▶ [Short problem]
Copy all lines that contain the word "JSON".

▶ [Given data]

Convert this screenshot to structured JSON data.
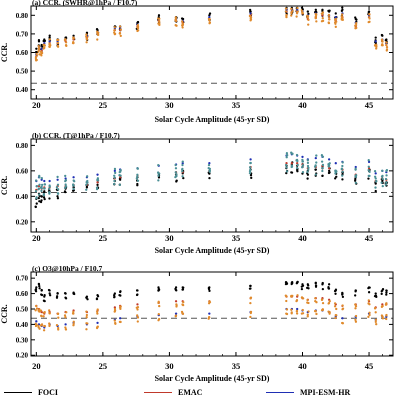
{
  "chart_data": [
    {
      "type": "scatter",
      "title": "(a) CCR. (SWHR@1hPa / F10.7)",
      "xlabel": "Solar Cycle Amplitude (45-yr SD)",
      "ylabel": "CCR.",
      "xlim": [
        19.6,
        46.8
      ],
      "ylim": [
        0.35,
        0.85
      ],
      "xticks": [
        20,
        25,
        30,
        35,
        40,
        45
      ],
      "yticks": [
        0.4,
        0.5,
        0.6,
        0.7,
        0.8
      ],
      "ytick_labels": [
        "0.40",
        "0.50",
        "0.60",
        "0.70",
        "0.80"
      ],
      "reference_line": 0.435,
      "grid": false,
      "x_positions": [
        20.0,
        20.2,
        20.4,
        20.6,
        21.0,
        21.6,
        22.2,
        22.8,
        23.8,
        24.6,
        25.9,
        26.3,
        27.6,
        29.2,
        30.5,
        31.0,
        33.0,
        36.1,
        38.8,
        39.2,
        39.6,
        40.0,
        40.4,
        41.0,
        41.5,
        42.0,
        42.5,
        43.0,
        44.0,
        45.0,
        45.5,
        46.0,
        46.3
      ],
      "series": [
        {
          "name": "FOCI",
          "color": "#000000",
          "values": [
            0.62,
            0.66,
            0.64,
            0.67,
            0.68,
            0.67,
            0.68,
            0.69,
            0.7,
            0.72,
            0.74,
            0.74,
            0.76,
            0.79,
            0.79,
            0.78,
            0.8,
            0.82,
            0.84,
            0.84,
            0.84,
            0.83,
            0.82,
            0.83,
            0.83,
            0.82,
            0.81,
            0.83,
            0.78,
            0.82,
            0.68,
            0.69,
            0.67
          ]
        },
        {
          "name": "EMAC",
          "color": "#c0392b",
          "values": [
            0.58,
            0.62,
            0.61,
            0.64,
            0.65,
            0.65,
            0.66,
            0.67,
            0.68,
            0.7,
            0.72,
            0.72,
            0.74,
            0.77,
            0.77,
            0.76,
            0.78,
            0.8,
            0.82,
            0.82,
            0.82,
            0.81,
            0.78,
            0.79,
            0.8,
            0.79,
            0.77,
            0.79,
            0.74,
            0.79,
            0.64,
            0.66,
            0.64
          ]
        },
        {
          "name": "MPI-ESM-HR",
          "color": "#1f2fb4",
          "values": [
            0.59,
            0.63,
            0.62,
            0.65,
            0.66,
            0.66,
            0.67,
            0.68,
            0.69,
            0.71,
            0.73,
            0.73,
            0.75,
            0.78,
            0.78,
            0.77,
            0.79,
            0.81,
            0.83,
            0.83,
            0.83,
            0.82,
            0.8,
            0.81,
            0.81,
            0.8,
            0.79,
            0.81,
            0.76,
            0.8,
            0.66,
            0.67,
            0.65
          ]
        }
      ]
    },
    {
      "type": "scatter",
      "title": "(b) CCR. (T@1hPa / F10.7)",
      "xlabel": "Solar Cycle Amplitude (45-yr SD)",
      "ylabel": "CCR.",
      "xlim": [
        19.6,
        46.8
      ],
      "ylim": [
        0.12,
        0.85
      ],
      "xticks": [
        20,
        25,
        30,
        35,
        40,
        45
      ],
      "yticks": [
        0.2,
        0.4,
        0.6,
        0.8
      ],
      "ytick_labels": [
        "0.20",
        "0.40",
        "0.60",
        "0.80"
      ],
      "reference_line": 0.43,
      "grid": false,
      "x_positions": [
        20.0,
        20.2,
        20.4,
        20.6,
        21.0,
        21.6,
        22.2,
        22.8,
        23.8,
        24.6,
        25.9,
        26.3,
        27.6,
        29.2,
        30.5,
        31.0,
        33.0,
        36.1,
        38.8,
        39.2,
        39.6,
        40.0,
        40.4,
        41.0,
        41.5,
        42.0,
        42.5,
        43.0,
        44.0,
        45.0,
        45.5,
        46.0,
        46.3
      ],
      "series": [
        {
          "name": "FOCI",
          "color": "#000000",
          "values": [
            0.38,
            0.42,
            0.4,
            0.44,
            0.44,
            0.45,
            0.46,
            0.47,
            0.47,
            0.49,
            0.52,
            0.53,
            0.55,
            0.56,
            0.57,
            0.58,
            0.58,
            0.61,
            0.64,
            0.65,
            0.64,
            0.63,
            0.6,
            0.61,
            0.62,
            0.6,
            0.58,
            0.59,
            0.55,
            0.6,
            0.5,
            0.52,
            0.51
          ]
        },
        {
          "name": "EMAC",
          "color": "#c0392b",
          "values": [
            0.45,
            0.48,
            0.46,
            0.47,
            0.47,
            0.48,
            0.48,
            0.49,
            0.49,
            0.51,
            0.54,
            0.55,
            0.56,
            0.58,
            0.59,
            0.59,
            0.6,
            0.63,
            0.66,
            0.66,
            0.66,
            0.65,
            0.62,
            0.63,
            0.64,
            0.62,
            0.6,
            0.61,
            0.57,
            0.62,
            0.52,
            0.54,
            0.53
          ]
        },
        {
          "name": "MPI-ESM-HR",
          "color": "#1f2fb4",
          "values": [
            0.52,
            0.55,
            0.53,
            0.52,
            0.52,
            0.53,
            0.54,
            0.55,
            0.55,
            0.57,
            0.6,
            0.61,
            0.62,
            0.64,
            0.65,
            0.66,
            0.66,
            0.69,
            0.72,
            0.73,
            0.72,
            0.71,
            0.69,
            0.7,
            0.71,
            0.69,
            0.66,
            0.67,
            0.63,
            0.67,
            0.58,
            0.6,
            0.59
          ]
        }
      ]
    },
    {
      "type": "scatter",
      "title": "(c) O3@10hPa / F10.7",
      "xlabel": "Solar Cycle Amplitude (45-yr SD)",
      "ylabel": "CCR.",
      "xlim": [
        19.6,
        46.8
      ],
      "ylim": [
        0.195,
        0.74
      ],
      "xticks": [
        20,
        25,
        30,
        35,
        40,
        45
      ],
      "yticks": [
        0.2,
        0.3,
        0.4,
        0.5,
        0.6,
        0.7
      ],
      "ytick_labels": [
        "0.20",
        "0.30",
        "0.40",
        "0.50",
        "0.60",
        "0.70"
      ],
      "reference_line": 0.44,
      "grid": false,
      "x_positions": [
        20.0,
        20.2,
        20.4,
        20.6,
        21.0,
        21.6,
        22.2,
        22.8,
        23.8,
        24.6,
        25.9,
        26.3,
        27.6,
        29.2,
        30.5,
        31.0,
        33.0,
        36.1,
        38.8,
        39.2,
        39.6,
        40.0,
        40.4,
        41.0,
        41.5,
        42.0,
        42.5,
        43.0,
        44.0,
        45.0,
        45.5,
        46.0,
        46.3
      ],
      "series": [
        {
          "name": "FOCI",
          "color": "#000000",
          "values": [
            0.64,
            0.66,
            0.62,
            0.58,
            0.62,
            0.6,
            0.6,
            0.6,
            0.58,
            0.59,
            0.6,
            0.61,
            0.62,
            0.63,
            0.64,
            0.64,
            0.64,
            0.65,
            0.67,
            0.67,
            0.67,
            0.66,
            0.66,
            0.67,
            0.66,
            0.66,
            0.62,
            0.6,
            0.62,
            0.64,
            0.6,
            0.62,
            0.62
          ]
        },
        {
          "name": "EMAC",
          "color": "#c0392b",
          "values": [
            0.52,
            0.5,
            0.48,
            0.47,
            0.48,
            0.47,
            0.48,
            0.49,
            0.48,
            0.49,
            0.51,
            0.52,
            0.53,
            0.54,
            0.55,
            0.55,
            0.55,
            0.57,
            0.58,
            0.58,
            0.58,
            0.57,
            0.56,
            0.57,
            0.57,
            0.56,
            0.53,
            0.52,
            0.53,
            0.55,
            0.51,
            0.53,
            0.53
          ]
        },
        {
          "name": "MPI-ESM-HR",
          "color": "#1f2fb4",
          "values": [
            0.42,
            0.4,
            0.39,
            0.38,
            0.4,
            0.39,
            0.4,
            0.41,
            0.4,
            0.41,
            0.43,
            0.44,
            0.45,
            0.46,
            0.47,
            0.47,
            0.47,
            0.48,
            0.5,
            0.5,
            0.5,
            0.49,
            0.48,
            0.49,
            0.49,
            0.48,
            0.45,
            0.44,
            0.45,
            0.47,
            0.43,
            0.45,
            0.45
          ]
        }
      ]
    }
  ],
  "legend": {
    "items": [
      {
        "label": "FOCI",
        "color": "#000000"
      },
      {
        "label": "EMAC",
        "color": "#c0392b"
      },
      {
        "label": "MPI-ESM-HR",
        "color": "#1f2fb4"
      }
    ]
  },
  "colors": {
    "axis": "#000000",
    "reference_line": "#555555",
    "orange_points": "#e08a2c",
    "teal_points": "#4a8f95"
  }
}
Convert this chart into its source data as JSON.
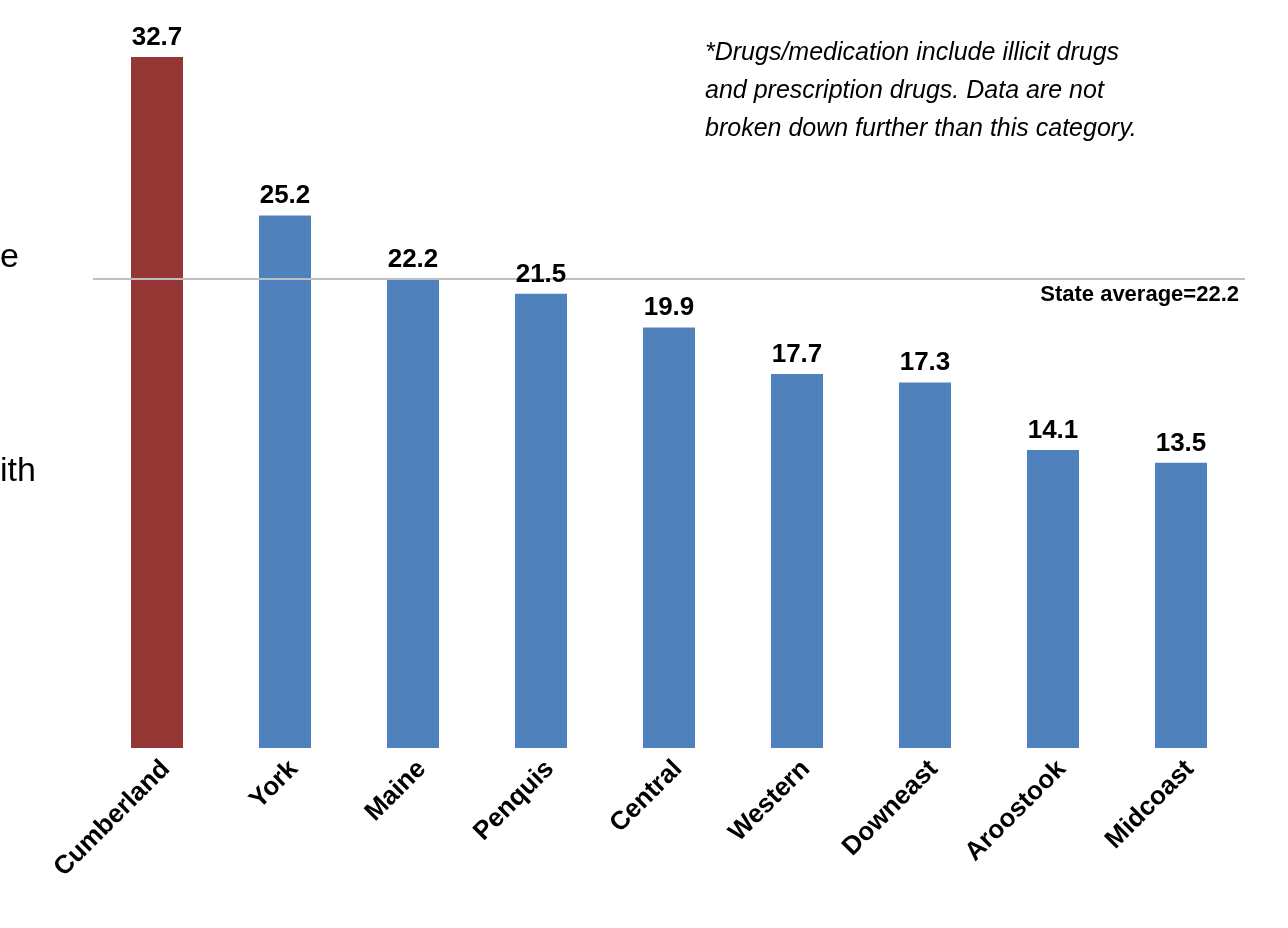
{
  "chart_data": {
    "type": "bar",
    "categories": [
      "Cumberland",
      "York",
      "Maine",
      "Penquis",
      "Central",
      "Western",
      "Downeast",
      "Aroostook",
      "Midcoast"
    ],
    "values": [
      32.7,
      25.2,
      22.2,
      21.5,
      19.9,
      17.7,
      17.3,
      14.1,
      13.5
    ],
    "colors": [
      "#953735",
      "#4f81bd",
      "#4f81bd",
      "#4f81bd",
      "#4f81bd",
      "#4f81bd",
      "#4f81bd",
      "#4f81bd",
      "#4f81bd"
    ],
    "data_labels": true,
    "grid": false,
    "legend": false,
    "ref_lines": [
      {
        "axis": "y",
        "value": 22.2,
        "label": "State average=22.2",
        "color": "#bfbfbf"
      }
    ],
    "annotations": [
      "*Drugs/medication include illicit drugs and prescription drugs. Data are not broken down further than this category.",
      "e",
      "ith"
    ]
  }
}
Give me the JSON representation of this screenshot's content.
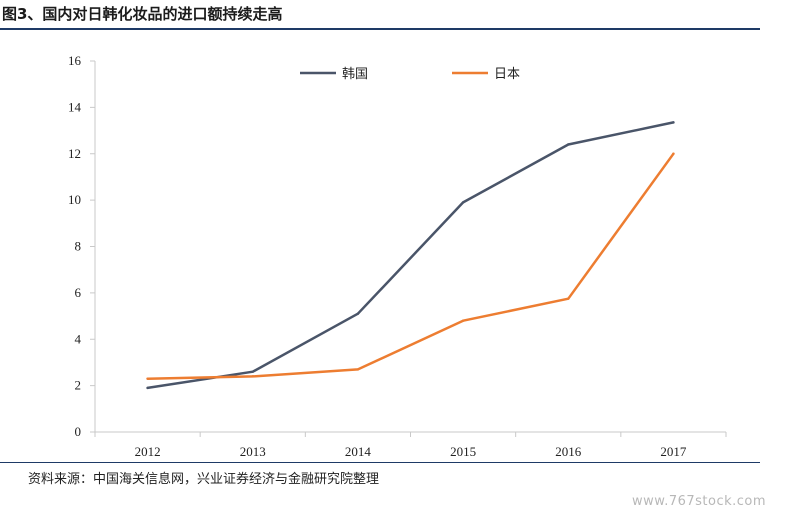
{
  "title": "图3、国内对日韩化妆品的进口额持续走高",
  "source": "资料来源：中国海关信息网，兴业证券经济与金融研究院整理",
  "watermark": "www.767stock.com",
  "chart_data": {
    "type": "line",
    "categories": [
      "2012",
      "2013",
      "2014",
      "2015",
      "2016",
      "2017"
    ],
    "ylim": [
      0,
      16
    ],
    "yticks": [
      0,
      2,
      4,
      6,
      8,
      10,
      12,
      14,
      16
    ],
    "legend_position": "top",
    "grid": false,
    "series": [
      {
        "name": "韩国",
        "color": "#4a5569",
        "values": [
          1.9,
          2.6,
          5.1,
          9.9,
          12.4,
          13.35
        ]
      },
      {
        "name": "日本",
        "color": "#ed7d31",
        "values": [
          2.3,
          2.4,
          2.7,
          4.8,
          5.75,
          12.0
        ]
      }
    ]
  }
}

▶ [Task answer]
Convert this screenshot to structured JSON data.
Convert this chart into its source data as JSON.
Give me the JSON representation of this screenshot's content.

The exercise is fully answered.